Records provided:
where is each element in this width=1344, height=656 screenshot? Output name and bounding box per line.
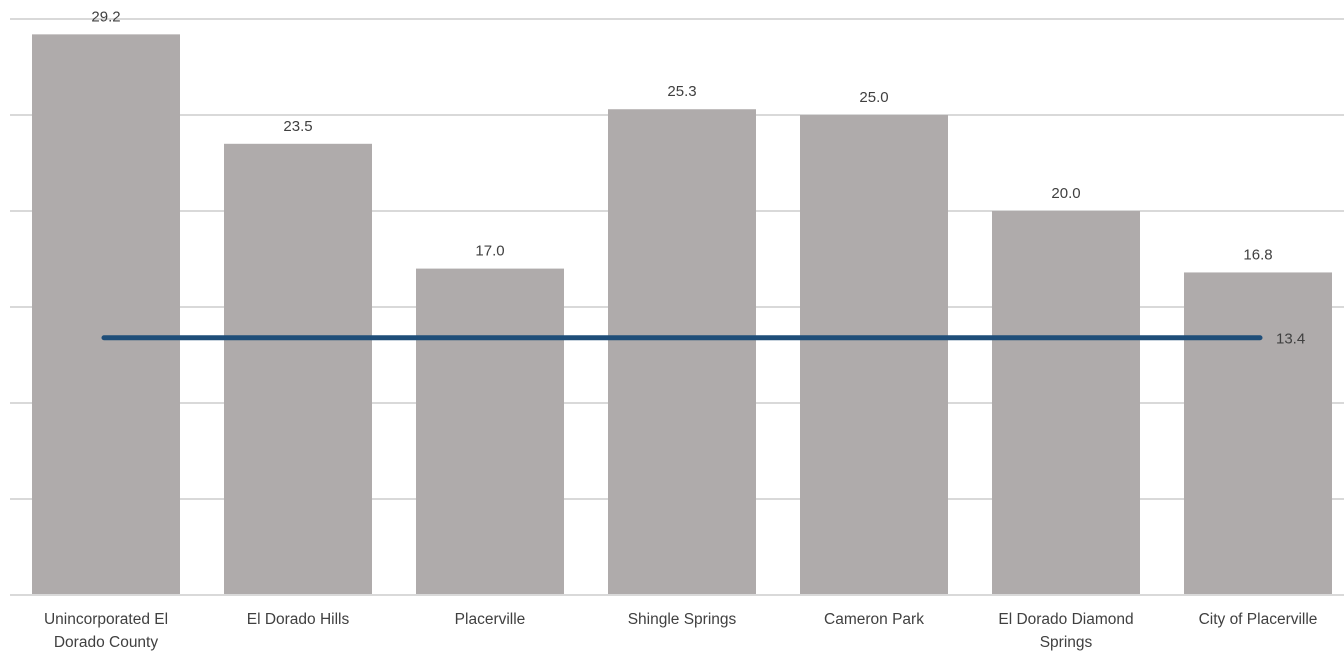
* * *
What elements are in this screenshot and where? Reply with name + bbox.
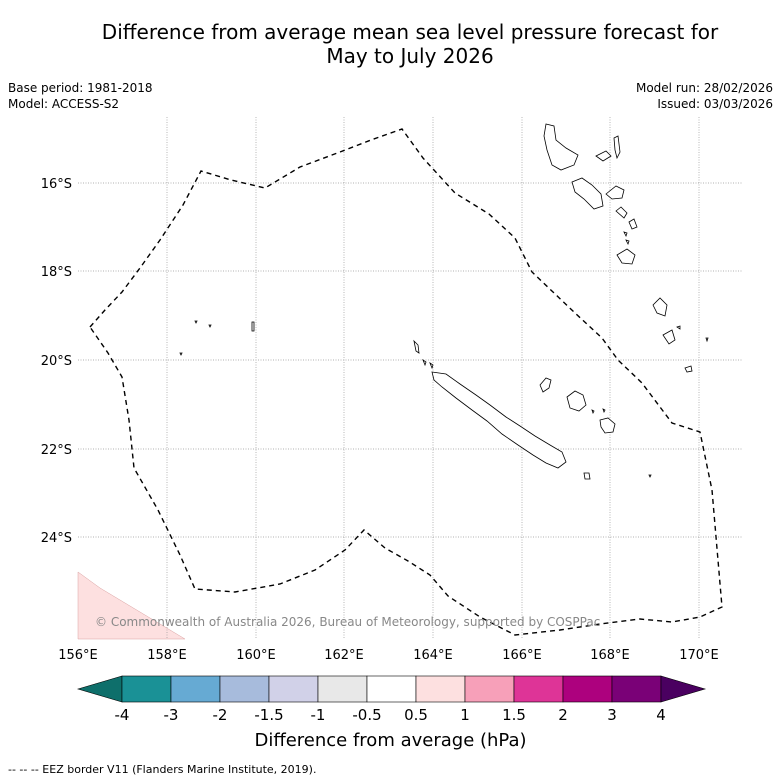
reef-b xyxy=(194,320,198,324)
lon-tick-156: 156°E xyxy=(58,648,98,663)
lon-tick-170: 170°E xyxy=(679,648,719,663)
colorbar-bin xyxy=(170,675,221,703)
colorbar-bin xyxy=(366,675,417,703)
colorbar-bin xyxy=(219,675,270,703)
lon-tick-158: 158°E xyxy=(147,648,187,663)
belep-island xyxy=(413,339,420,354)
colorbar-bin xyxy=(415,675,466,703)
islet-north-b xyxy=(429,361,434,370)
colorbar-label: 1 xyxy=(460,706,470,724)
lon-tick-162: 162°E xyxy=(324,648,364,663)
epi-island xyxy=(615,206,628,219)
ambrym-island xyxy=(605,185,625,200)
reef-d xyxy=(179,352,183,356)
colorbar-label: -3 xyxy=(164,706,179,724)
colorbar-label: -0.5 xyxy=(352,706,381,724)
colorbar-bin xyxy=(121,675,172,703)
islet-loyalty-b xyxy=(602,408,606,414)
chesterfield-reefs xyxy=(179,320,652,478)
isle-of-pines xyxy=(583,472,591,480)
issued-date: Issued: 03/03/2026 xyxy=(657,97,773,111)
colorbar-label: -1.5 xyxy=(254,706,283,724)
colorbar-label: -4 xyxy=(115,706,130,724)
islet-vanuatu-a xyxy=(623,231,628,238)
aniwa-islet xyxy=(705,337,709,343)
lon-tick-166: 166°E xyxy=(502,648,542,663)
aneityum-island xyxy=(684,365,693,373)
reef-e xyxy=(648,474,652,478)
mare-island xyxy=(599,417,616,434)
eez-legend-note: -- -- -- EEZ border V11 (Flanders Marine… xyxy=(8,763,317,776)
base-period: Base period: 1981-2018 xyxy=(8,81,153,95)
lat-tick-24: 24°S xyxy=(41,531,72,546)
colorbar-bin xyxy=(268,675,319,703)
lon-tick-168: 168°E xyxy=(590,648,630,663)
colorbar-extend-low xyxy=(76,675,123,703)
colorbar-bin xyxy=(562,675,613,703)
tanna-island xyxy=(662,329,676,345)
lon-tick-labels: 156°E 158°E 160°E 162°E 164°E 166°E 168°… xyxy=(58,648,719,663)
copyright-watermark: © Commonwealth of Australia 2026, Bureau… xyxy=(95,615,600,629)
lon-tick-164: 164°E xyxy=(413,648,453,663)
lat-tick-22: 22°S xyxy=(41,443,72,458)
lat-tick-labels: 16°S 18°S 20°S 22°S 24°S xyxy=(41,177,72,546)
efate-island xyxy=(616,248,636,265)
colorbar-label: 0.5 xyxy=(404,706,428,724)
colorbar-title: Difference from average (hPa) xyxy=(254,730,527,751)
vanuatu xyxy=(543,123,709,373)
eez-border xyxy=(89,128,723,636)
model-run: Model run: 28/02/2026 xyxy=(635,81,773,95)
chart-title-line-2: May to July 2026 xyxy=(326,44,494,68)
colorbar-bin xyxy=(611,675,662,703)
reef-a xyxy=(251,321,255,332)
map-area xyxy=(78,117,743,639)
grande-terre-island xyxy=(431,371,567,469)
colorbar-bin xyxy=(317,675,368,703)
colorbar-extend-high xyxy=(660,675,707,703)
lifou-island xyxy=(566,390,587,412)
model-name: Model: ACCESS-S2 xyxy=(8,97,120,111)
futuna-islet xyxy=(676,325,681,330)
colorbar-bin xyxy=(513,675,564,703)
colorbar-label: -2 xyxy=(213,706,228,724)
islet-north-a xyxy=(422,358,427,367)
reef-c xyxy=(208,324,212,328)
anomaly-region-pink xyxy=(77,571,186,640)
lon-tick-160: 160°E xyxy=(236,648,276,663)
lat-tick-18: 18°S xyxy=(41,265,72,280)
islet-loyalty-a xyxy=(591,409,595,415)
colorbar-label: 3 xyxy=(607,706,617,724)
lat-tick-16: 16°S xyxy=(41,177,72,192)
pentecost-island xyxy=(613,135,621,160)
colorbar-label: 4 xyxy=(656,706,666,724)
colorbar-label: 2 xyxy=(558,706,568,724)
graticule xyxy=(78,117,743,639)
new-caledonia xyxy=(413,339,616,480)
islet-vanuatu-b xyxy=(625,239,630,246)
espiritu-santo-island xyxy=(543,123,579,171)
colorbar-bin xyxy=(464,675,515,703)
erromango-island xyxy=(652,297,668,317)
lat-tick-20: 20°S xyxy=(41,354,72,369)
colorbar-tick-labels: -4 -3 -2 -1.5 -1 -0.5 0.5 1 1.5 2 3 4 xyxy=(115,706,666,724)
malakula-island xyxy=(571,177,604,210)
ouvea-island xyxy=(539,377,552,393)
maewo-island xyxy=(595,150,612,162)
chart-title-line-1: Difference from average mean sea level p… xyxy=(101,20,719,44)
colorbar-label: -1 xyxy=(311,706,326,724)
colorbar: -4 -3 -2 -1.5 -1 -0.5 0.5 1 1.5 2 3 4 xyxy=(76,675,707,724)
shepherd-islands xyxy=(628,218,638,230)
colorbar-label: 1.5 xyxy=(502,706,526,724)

Instructions for the task: Copy the entries from the line with "What elements are" up to and including the line with "isle-of-pines xyxy=(583,472,591,480)", and leave the picture out.

Solution to this exercise:
What elements are in this screenshot and where? Reply with name + bbox.
reef-b xyxy=(194,320,198,324)
lon-tick-156: 156°E xyxy=(58,648,98,663)
lon-tick-170: 170°E xyxy=(679,648,719,663)
colorbar-bin xyxy=(170,675,221,703)
colorbar-bin xyxy=(366,675,417,703)
colorbar-bin xyxy=(219,675,270,703)
lon-tick-158: 158°E xyxy=(147,648,187,663)
belep-island xyxy=(413,339,420,354)
colorbar-bin xyxy=(415,675,466,703)
islet-north-b xyxy=(429,361,434,370)
colorbar-label: 1 xyxy=(460,706,470,724)
lon-tick-162: 162°E xyxy=(324,648,364,663)
epi-island xyxy=(615,206,628,219)
ambrym-island xyxy=(605,185,625,200)
reef-d xyxy=(179,352,183,356)
colorbar-label: -3 xyxy=(164,706,179,724)
colorbar-label: -0.5 xyxy=(352,706,381,724)
colorbar-bin xyxy=(121,675,172,703)
islet-loyalty-b xyxy=(602,408,606,414)
chesterfield-reefs xyxy=(179,320,652,478)
isle-of-pines xyxy=(583,472,591,480)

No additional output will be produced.